TASK GOAL »
Omit the pictures and return every entry exactly as written.

|---|

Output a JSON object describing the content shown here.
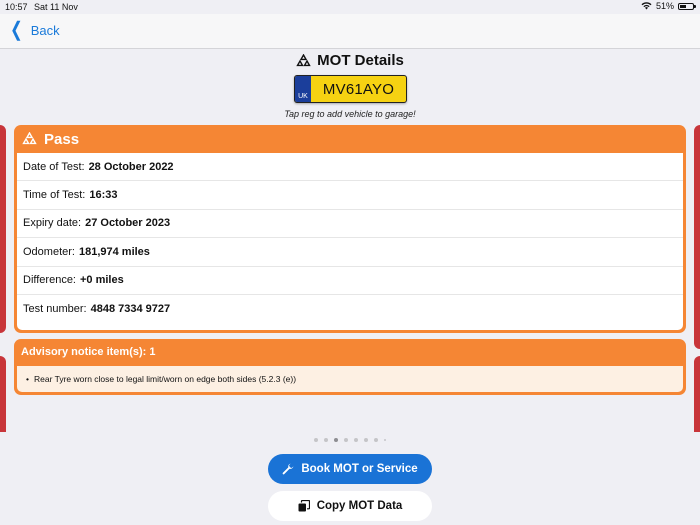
{
  "status_bar": {
    "time": "10:57",
    "date": "Sat 11 Nov",
    "battery": "51%",
    "battery_level": 0.51
  },
  "nav": {
    "back_label": "Back"
  },
  "header": {
    "title": "MOT Details"
  },
  "plate": {
    "country": "UK",
    "registration": "MV61AYO",
    "hint": "Tap reg to add vehicle to garage!"
  },
  "result": {
    "status": "Pass",
    "rows": [
      {
        "label": "Date of Test:",
        "value": "28 October 2022"
      },
      {
        "label": "Time of Test:",
        "value": "16:33"
      },
      {
        "label": "Expiry date:",
        "value": "27 October 2023"
      },
      {
        "label": "Odometer:",
        "value": "181,974 miles"
      },
      {
        "label": "Difference:",
        "value": "+0 miles"
      },
      {
        "label": "Test number:",
        "value": "4848 7334 9727"
      }
    ]
  },
  "advisory": {
    "title": "Advisory notice item(s): 1",
    "items": [
      "Rear Tyre worn close to legal limit/worn on edge  both sides (5.2.3 (e))"
    ]
  },
  "pager": {
    "count": 8,
    "current": 3
  },
  "buttons": {
    "book": "Book MOT or Service",
    "copy": "Copy MOT Data"
  },
  "colors": {
    "accent": "#f58634",
    "link": "#1a7ad9",
    "primary_button": "#1a73d6",
    "side_card": "#c8353a",
    "plate_yellow": "#f6d212",
    "plate_blue": "#1b3e9b"
  },
  "icons": {
    "mot": "mot-triangle-icon",
    "wifi": "wifi-icon",
    "battery": "battery-icon",
    "wrench": "wrench-icon",
    "copy": "copy-icon",
    "back": "chevron-left-icon"
  }
}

|---|

FINISHED ANSWER »
Output a JSON object describing the content shown here.
{
  "status_bar": {
    "time": "10:57",
    "date": "Sat 11 Nov",
    "battery": "51%",
    "battery_level": 0.51
  },
  "nav": {
    "back_label": "Back"
  },
  "header": {
    "title": "MOT Details"
  },
  "plate": {
    "country": "UK",
    "registration": "MV61AYO",
    "hint": "Tap reg to add vehicle to garage!"
  },
  "result": {
    "status": "Pass",
    "rows": [
      {
        "label": "Date of Test:",
        "value": "28 October 2022"
      },
      {
        "label": "Time of Test:",
        "value": "16:33"
      },
      {
        "label": "Expiry date:",
        "value": "27 October 2023"
      },
      {
        "label": "Odometer:",
        "value": "181,974 miles"
      },
      {
        "label": "Difference:",
        "value": "+0 miles"
      },
      {
        "label": "Test number:",
        "value": "4848 7334 9727"
      }
    ]
  },
  "advisory": {
    "title": "Advisory notice item(s): 1",
    "items": [
      "Rear Tyre worn close to legal limit/worn on edge  both sides (5.2.3 (e))"
    ]
  },
  "pager": {
    "count": 8,
    "current": 3
  },
  "buttons": {
    "book": "Book MOT or Service",
    "copy": "Copy MOT Data"
  },
  "colors": {
    "accent": "#f58634",
    "link": "#1a7ad9",
    "primary_button": "#1a73d6",
    "side_card": "#c8353a",
    "plate_yellow": "#f6d212",
    "plate_blue": "#1b3e9b"
  },
  "icons": {
    "mot": "mot-triangle-icon",
    "wifi": "wifi-icon",
    "battery": "battery-icon",
    "wrench": "wrench-icon",
    "copy": "copy-icon",
    "back": "chevron-left-icon"
  }
}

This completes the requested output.